● Task brief: Set down the full listing exactly, character for character.

Saved data entries
_ _ _

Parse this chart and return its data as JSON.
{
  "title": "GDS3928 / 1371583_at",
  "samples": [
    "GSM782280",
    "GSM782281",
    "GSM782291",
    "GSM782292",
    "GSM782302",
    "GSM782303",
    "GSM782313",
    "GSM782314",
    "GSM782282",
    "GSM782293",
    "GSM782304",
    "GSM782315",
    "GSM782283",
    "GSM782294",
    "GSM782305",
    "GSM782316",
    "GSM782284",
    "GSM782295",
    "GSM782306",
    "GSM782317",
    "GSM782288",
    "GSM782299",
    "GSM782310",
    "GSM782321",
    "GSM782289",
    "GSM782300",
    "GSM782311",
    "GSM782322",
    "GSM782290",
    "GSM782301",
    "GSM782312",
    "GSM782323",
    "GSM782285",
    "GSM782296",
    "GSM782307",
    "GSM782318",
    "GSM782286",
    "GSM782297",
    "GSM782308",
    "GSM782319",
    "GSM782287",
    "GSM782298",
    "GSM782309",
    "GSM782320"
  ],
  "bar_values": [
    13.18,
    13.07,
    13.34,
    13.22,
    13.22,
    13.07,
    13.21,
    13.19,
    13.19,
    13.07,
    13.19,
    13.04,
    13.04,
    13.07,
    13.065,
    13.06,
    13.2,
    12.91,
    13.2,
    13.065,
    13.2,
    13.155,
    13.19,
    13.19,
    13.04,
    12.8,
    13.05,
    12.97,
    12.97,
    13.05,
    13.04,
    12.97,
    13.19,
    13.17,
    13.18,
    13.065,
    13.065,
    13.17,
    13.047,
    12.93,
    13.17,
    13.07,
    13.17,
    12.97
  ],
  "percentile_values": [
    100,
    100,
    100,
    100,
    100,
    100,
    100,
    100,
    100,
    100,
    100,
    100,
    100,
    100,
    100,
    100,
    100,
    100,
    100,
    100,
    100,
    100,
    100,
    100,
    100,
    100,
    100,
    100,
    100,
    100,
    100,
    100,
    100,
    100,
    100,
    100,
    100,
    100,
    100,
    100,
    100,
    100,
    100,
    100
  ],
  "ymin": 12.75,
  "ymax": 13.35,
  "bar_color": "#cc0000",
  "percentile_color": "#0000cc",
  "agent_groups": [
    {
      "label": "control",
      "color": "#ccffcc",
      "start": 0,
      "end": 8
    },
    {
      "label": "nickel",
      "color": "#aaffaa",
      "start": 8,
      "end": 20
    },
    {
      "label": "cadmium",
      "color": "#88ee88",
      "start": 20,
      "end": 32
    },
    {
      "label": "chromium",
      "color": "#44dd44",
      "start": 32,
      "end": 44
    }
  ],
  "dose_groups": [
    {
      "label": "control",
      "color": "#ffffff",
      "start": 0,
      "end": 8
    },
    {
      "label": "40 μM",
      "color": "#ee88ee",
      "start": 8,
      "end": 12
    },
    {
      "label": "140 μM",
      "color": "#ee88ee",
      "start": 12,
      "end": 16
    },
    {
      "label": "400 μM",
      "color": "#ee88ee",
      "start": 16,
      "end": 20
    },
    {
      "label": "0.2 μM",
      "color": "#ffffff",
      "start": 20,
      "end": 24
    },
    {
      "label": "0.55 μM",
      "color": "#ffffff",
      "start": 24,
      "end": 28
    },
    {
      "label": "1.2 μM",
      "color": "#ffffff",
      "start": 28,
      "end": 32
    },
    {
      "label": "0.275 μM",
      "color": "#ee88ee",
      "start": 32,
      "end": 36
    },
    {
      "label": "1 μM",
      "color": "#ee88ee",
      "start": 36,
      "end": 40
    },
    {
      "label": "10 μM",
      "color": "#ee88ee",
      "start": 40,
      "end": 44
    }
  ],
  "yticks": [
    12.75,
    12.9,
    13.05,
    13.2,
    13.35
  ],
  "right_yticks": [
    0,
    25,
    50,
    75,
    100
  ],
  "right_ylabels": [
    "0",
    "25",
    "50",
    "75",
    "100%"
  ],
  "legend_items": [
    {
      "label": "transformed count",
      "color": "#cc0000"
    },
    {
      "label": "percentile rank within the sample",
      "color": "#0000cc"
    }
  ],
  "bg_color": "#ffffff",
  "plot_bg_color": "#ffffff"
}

_ _ _

● Output below:
Parse this chart and return its data as JSON.
{
  "title": "GDS3928 / 1371583_at",
  "samples": [
    "GSM782280",
    "GSM782281",
    "GSM782291",
    "GSM782292",
    "GSM782302",
    "GSM782303",
    "GSM782313",
    "GSM782314",
    "GSM782282",
    "GSM782293",
    "GSM782304",
    "GSM782315",
    "GSM782283",
    "GSM782294",
    "GSM782305",
    "GSM782316",
    "GSM782284",
    "GSM782295",
    "GSM782306",
    "GSM782317",
    "GSM782288",
    "GSM782299",
    "GSM782310",
    "GSM782321",
    "GSM782289",
    "GSM782300",
    "GSM782311",
    "GSM782322",
    "GSM782290",
    "GSM782301",
    "GSM782312",
    "GSM782323",
    "GSM782285",
    "GSM782296",
    "GSM782307",
    "GSM782318",
    "GSM782286",
    "GSM782297",
    "GSM782308",
    "GSM782319",
    "GSM782287",
    "GSM782298",
    "GSM782309",
    "GSM782320"
  ],
  "bar_values": [
    13.18,
    13.07,
    13.34,
    13.22,
    13.22,
    13.07,
    13.21,
    13.19,
    13.19,
    13.07,
    13.19,
    13.04,
    13.04,
    13.07,
    13.065,
    13.06,
    13.2,
    12.91,
    13.2,
    13.065,
    13.2,
    13.155,
    13.19,
    13.19,
    13.04,
    12.8,
    13.05,
    12.97,
    12.97,
    13.05,
    13.04,
    12.97,
    13.19,
    13.17,
    13.18,
    13.065,
    13.065,
    13.17,
    13.047,
    12.93,
    13.17,
    13.07,
    13.17,
    12.97
  ],
  "percentile_values": [
    100,
    100,
    100,
    100,
    100,
    100,
    100,
    100,
    100,
    100,
    100,
    100,
    100,
    100,
    100,
    100,
    100,
    100,
    100,
    100,
    100,
    100,
    100,
    100,
    100,
    100,
    100,
    100,
    100,
    100,
    100,
    100,
    100,
    100,
    100,
    100,
    100,
    100,
    100,
    100,
    100,
    100,
    100,
    100
  ],
  "ymin": 12.75,
  "ymax": 13.35,
  "bar_color": "#cc0000",
  "percentile_color": "#0000cc",
  "agent_groups": [
    {
      "label": "control",
      "color": "#ccffcc",
      "start": 0,
      "end": 8
    },
    {
      "label": "nickel",
      "color": "#aaffaa",
      "start": 8,
      "end": 20
    },
    {
      "label": "cadmium",
      "color": "#88ee88",
      "start": 20,
      "end": 32
    },
    {
      "label": "chromium",
      "color": "#44dd44",
      "start": 32,
      "end": 44
    }
  ],
  "dose_groups": [
    {
      "label": "control",
      "color": "#ffffff",
      "start": 0,
      "end": 8
    },
    {
      "label": "40 μM",
      "color": "#ee88ee",
      "start": 8,
      "end": 12
    },
    {
      "label": "140 μM",
      "color": "#ee88ee",
      "start": 12,
      "end": 16
    },
    {
      "label": "400 μM",
      "color": "#ee88ee",
      "start": 16,
      "end": 20
    },
    {
      "label": "0.2 μM",
      "color": "#ffffff",
      "start": 20,
      "end": 24
    },
    {
      "label": "0.55 μM",
      "color": "#ffffff",
      "start": 24,
      "end": 28
    },
    {
      "label": "1.2 μM",
      "color": "#ffffff",
      "start": 28,
      "end": 32
    },
    {
      "label": "0.275 μM",
      "color": "#ee88ee",
      "start": 32,
      "end": 36
    },
    {
      "label": "1 μM",
      "color": "#ee88ee",
      "start": 36,
      "end": 40
    },
    {
      "label": "10 μM",
      "color": "#ee88ee",
      "start": 40,
      "end": 44
    }
  ],
  "yticks": [
    12.75,
    12.9,
    13.05,
    13.2,
    13.35
  ],
  "right_yticks": [
    0,
    25,
    50,
    75,
    100
  ],
  "right_ylabels": [
    "0",
    "25",
    "50",
    "75",
    "100%"
  ],
  "legend_items": [
    {
      "label": "transformed count",
      "color": "#cc0000"
    },
    {
      "label": "percentile rank within the sample",
      "color": "#0000cc"
    }
  ],
  "bg_color": "#ffffff",
  "plot_bg_color": "#ffffff"
}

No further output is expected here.